- _Goal of the exercise_:
Report every line in the listing that contains the string "rickettsioses".

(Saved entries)

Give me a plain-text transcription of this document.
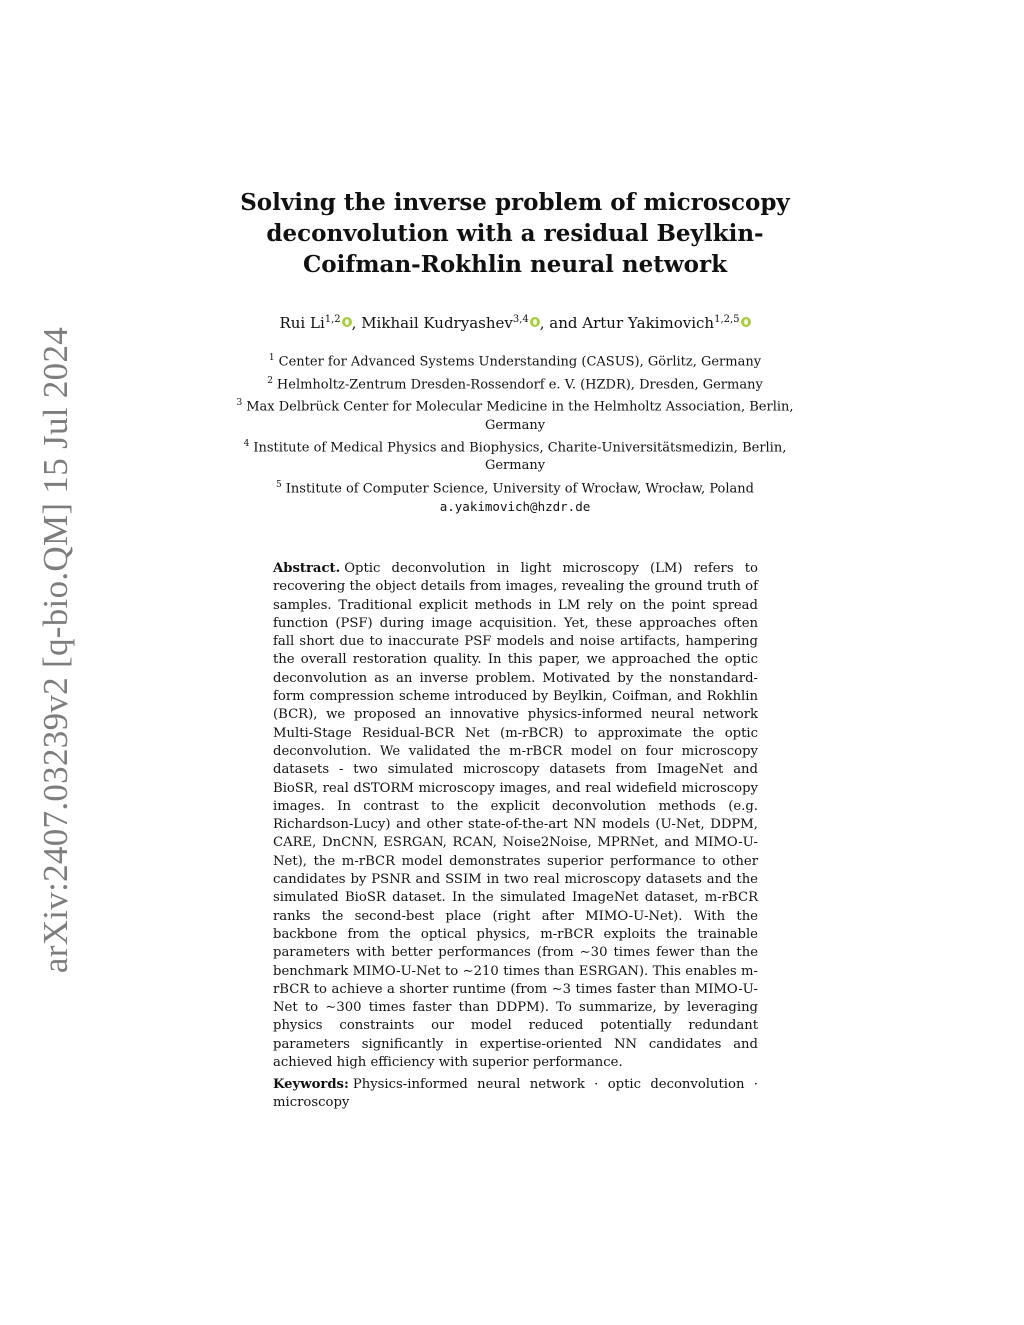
arXiv:2407.03239v2 [q-bio.QM] 15 Jul 2024
Solving the inverse problem of microscopy deconvolution with a residual Beylkin-Coifman-Rokhlin neural network
Rui Li$^{1,2}$ , Mikhail Kudryashev$^{3,4}$ , and Artur Yakimovich$^{1,2,5}$
$^1$ Center for Advanced Systems Understanding (CASUS), Görlitz, Germany
$^2$ Helmholtz-Zentrum Dresden-Rossendorf e. V. (HZDR), Dresden, Germany
$^3$ Max Delbrück Center for Molecular Medicine in the Helmholtz Association, Berlin, Germany
$^4$ Institute of Medical Physics and Biophysics, Charite-Universitätsmedizin, Berlin, Germany
$^5$ Institute of Computer Science, University of Wrocław, Wrocław, Poland
a.yakimovich@hzdr.de

Abstract. Optic deconvolution in light microscopy (LM) refers to recovering the object details from images, revealing the ground truth of samples. Traditional explicit methods in LM rely on the point spread function (PSF) during image acquisition. Yet, these approaches often fall short due to inaccurate PSF models and noise artifacts, hampering the overall restoration quality. In this paper, we approached the optic deconvolution as an inverse problem. Motivated by the nonstandard-form compression scheme introduced by Beylkin, Coifman, and Rokhlin (BCR), we proposed an innovative physics-informed neural network Multi-Stage Residual-BCR Net (m-rBCR) to approximate the optic deconvolution. We validated the m-rBCR model on four microscopy datasets - two simulated microscopy datasets from ImageNet and BioSR, real dSTORM microscopy images, and real widefield microscopy images. In contrast to the explicit deconvolution methods (e.g. Richardson-Lucy) and other state-of-the-art NN models (U-Net, DDPM, CARE, DnCNN, ESRGAN, RCAN, Noise2Noise, MPRNet, and MIMO-U-Net), the m-rBCR model demonstrates superior performance to other candidates by PSNR and SSIM in two real microscopy datasets and the simulated BioSR dataset. In the simulated ImageNet dataset, m-rBCR ranks the second-best place (right after MIMO-U-Net). With the backbone from the optical physics, m-rBCR exploits the trainable parameters with better performances (from ∼30 times fewer than the benchmark MIMO-U-Net to ∼210 times than ESRGAN). This enables m-rBCR to achieve a shorter runtime (from ∼3 times faster than MIMO-U-Net to ∼300 times faster than DDPM). To summarize, by leveraging physics constraints our model reduced potentially redundant parameters significantly in expertise-oriented NN candidates and achieved high efficiency with superior performance.

Keywords: Physics-informed neural network · optic deconvolution · microscopy
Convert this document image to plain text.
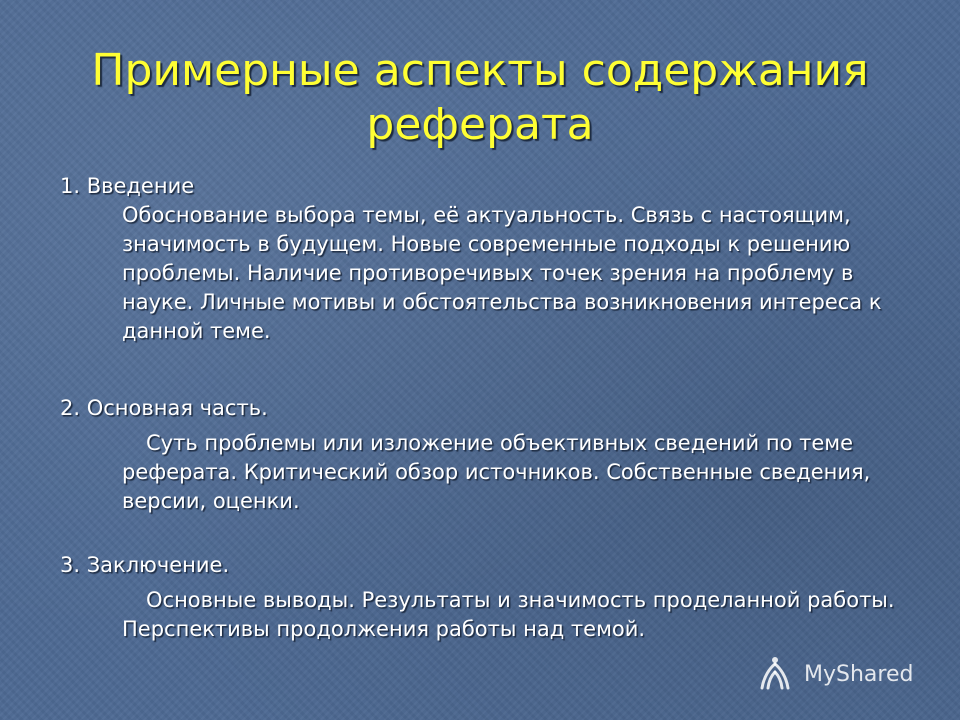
Примерные аспекты содержания реферата

1. Введение

Обоснование выбора темы, её актуальность. Связь с настоящим, значимость в будущем. Новые современные подходы к решению проблемы. Наличие противоречивых точек зрения на проблему в науке. Личные мотивы и обстоятельства возникновения интереса к данной теме.

2. Основная часть.

Суть проблемы или изложение объективных сведений по теме реферата. Критический обзор источников. Собственные сведения, версии, оценки.

3. Заключение.

Основные выводы. Результаты и значимость проделанной работы. Перспективы продолжения работы над темой.

MyShared
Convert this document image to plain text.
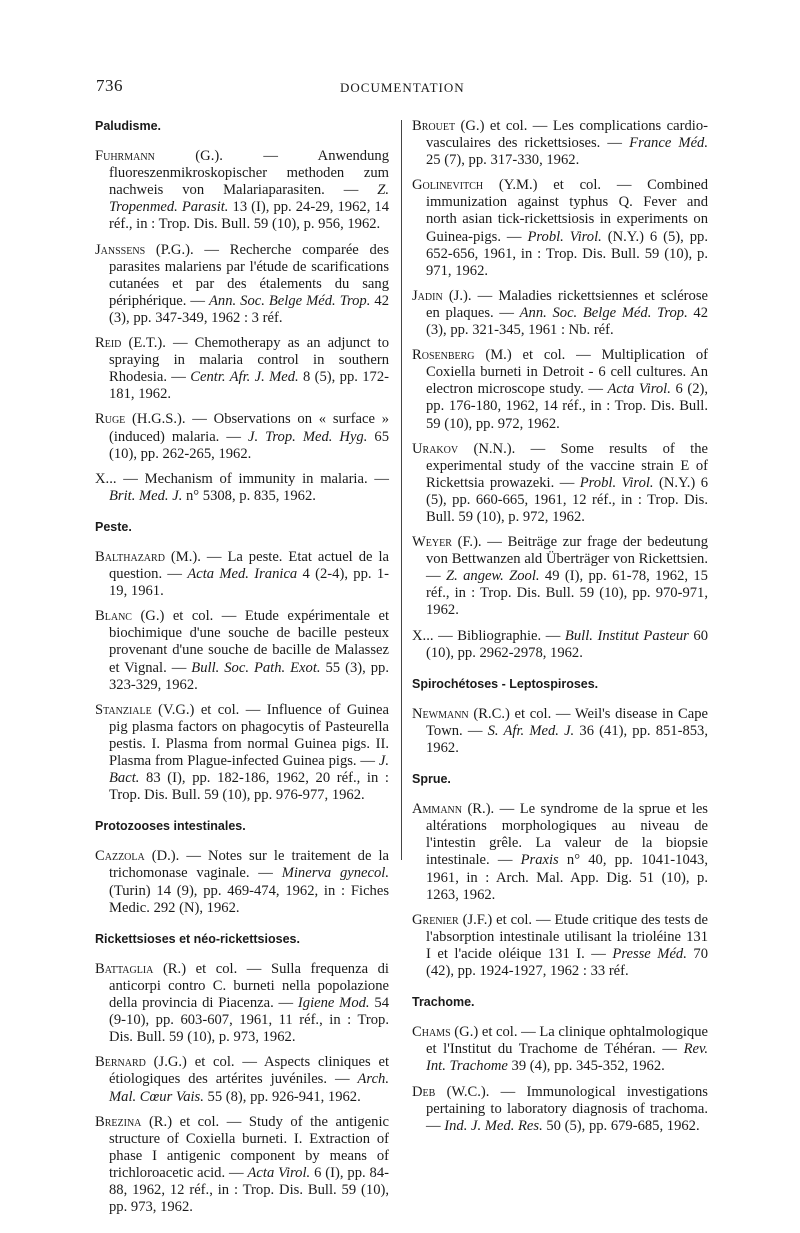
736	DOCUMENTATION
Paludisme.

Fuhrmann (G.). — Anwendung fluoreszenmikroskopischer methoden zum nachweis von Malariaparasiten. — Z. Tropenmed. Parasit. 13 (I), pp. 24-29, 1962, 14 réf., in : Trop. Dis. Bull. 59 (10), p. 956, 1962.

Janssens (P.G.). — Recherche comparée des parasites malariens par l'étude de scarifications cutanées et par des étalements du sang périphérique. — Ann. Soc. Belge Méd. Trop. 42 (3), pp. 347-349, 1962 : 3 réf.

Reid (E.T.). — Chemotherapy as an adjunct to spraying in malaria control in southern Rhodesia. — Centr. Afr. J. Med. 8 (5), pp. 172-181, 1962.

Ruge (H.G.S.). — Observations on « surface » (induced) malaria. — J. Trop. Med. Hyg. 65 (10), pp. 262-265, 1962.

X... — Mechanism of immunity in malaria. — Brit. Med. J. n° 5308, p. 835, 1962.

Peste.

Balthazard (M.). — La peste. Etat actuel de la question. — Acta Med. Iranica 4 (2-4), pp. 1-19, 1961.

Blanc (G.) et col. — Etude expérimentale et biochimique d'une souche de bacille pesteux provenant d'une souche de bacille de Malassez et Vignal. — Bull. Soc. Path. Exot. 55 (3), pp. 323-329, 1962.

Stanziale (V.G.) et col. — Influence of Guinea pig plasma factors on phagocytis of Pasteurella pestis. I. Plasma from normal Guinea pigs. II. Plasma from Plague-infected Guinea pigs. — J. Bact. 83 (I), pp. 182-186, 1962, 20 réf., in : Trop. Dis. Bull. 59 (10), pp. 976-977, 1962.

Protozooses intestinales.

Cazzola (D.). — Notes sur le traitement de la trichomonase vaginale. — Minerva gynecol. (Turin) 14 (9), pp. 469-474, 1962, in : Fiches Medic. 292 (N), 1962.

Rickettsioses et néo-rickettsioses.

Battaglia (R.) et col. — Sulla frequenza di anticorpi contro C. burneti nella popolazione della provincia di Piacenza. — Igiene Mod. 54 (9-10), pp. 603-607, 1961, 11 réf., in : Trop. Dis. Bull. 59 (10), p. 973, 1962.

Bernard (J.G.) et col. — Aspects cliniques et étiologiques des artérites juvéniles. — Arch. Mal. Cœur Vais. 55 (8), pp. 926-941, 1962.

Brezina (R.) et col. — Study of the antigenic structure of Coxiella burneti. I. Extraction of phase I antigenic component by means of trichloroacetic acid. — Acta Virol. 6 (I), pp. 84-88, 1962, 12 réf., in : Trop. Dis. Bull. 59 (10), pp. 973, 1962.

Brouet (G.) et col. — Les complications cardio-vasculaires des rickettsioses. — France Méd. 25 (7), pp. 317-330, 1962.

Golinevitch (Y.M.) et col. — Combined immunization against typhus Q. Fever and north asian tick-rickettsiosis in experiments on Guinea-pigs. — Probl. Virol. (N.Y.) 6 (5), pp. 652-656, 1961, in : Trop. Dis. Bull. 59 (10), p. 971, 1962.

Jadin (J.). — Maladies rickettsiennes et sclérose en plaques. — Ann. Soc. Belge Méd. Trop. 42 (3), pp. 321-345, 1961 : Nb. réf.

Rosenberg (M.) et col. — Multiplication of Coxiella burneti in Detroit - 6 cell cultures. An electron microscope study. — Acta Virol. 6 (2), pp. 176-180, 1962, 14 réf., in : Trop. Dis. Bull. 59 (10), pp. 972, 1962.

Urakov (N.N.). — Some results of the experimental study of the vaccine strain E of Rickettsia prowazeki. — Probl. Virol. (N.Y.) 6 (5), pp. 660-665, 1961, 12 réf., in : Trop. Dis. Bull. 59 (10), p. 972, 1962.

Weyer (F.). — Beiträge zur frage der bedeutung von Bettwanzen ald Überträger von Rickettsien. — Z. angew. Zool. 49 (I), pp. 61-78, 1962, 15 réf., in : Trop. Dis. Bull. 59 (10), pp. 970-971, 1962.

X... — Bibliographie. — Bull. Institut Pasteur 60 (10), pp. 2962-2978, 1962.

Spirochétoses - Leptospiroses.

Newmann (R.C.) et col. — Weil's disease in Cape Town. — S. Afr. Med. J. 36 (41), pp. 851-853, 1962.

Sprue.

Ammann (R.). — Le syndrome de la sprue et les altérations morphologiques au niveau de l'intestin grêle. La valeur de la biopsie intestinale. — Praxis n° 40, pp. 1041-1043, 1961, in : Arch. Mal. App. Dig. 51 (10), p. 1263, 1962.

Grenier (J.F.) et col. — Etude critique des tests de l'absorption intestinale utilisant la trioléine 131 I et l'acide oléique 131 I. — Presse Méd. 70 (42), pp. 1924-1927, 1962 : 33 réf.

Trachome.

Chams (G.) et col. — La clinique ophtalmologique et l'Institut du Trachome de Téhéran. — Rev. Int. Trachome 39 (4), pp. 345-352, 1962.

Deb (W.C.). — Immunological investigations pertaining to laboratory diagnosis of trachoma. — Ind. J. Med. Res. 50 (5), pp. 679-685, 1962.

- _Finished task_:
Rickettsioses et néo-rickettsioses.
Brouet (G.) et col. — Les complications cardio-vasculaires des rickettsioses. — France Méd. 25 (7), pp. 317-330, 1962.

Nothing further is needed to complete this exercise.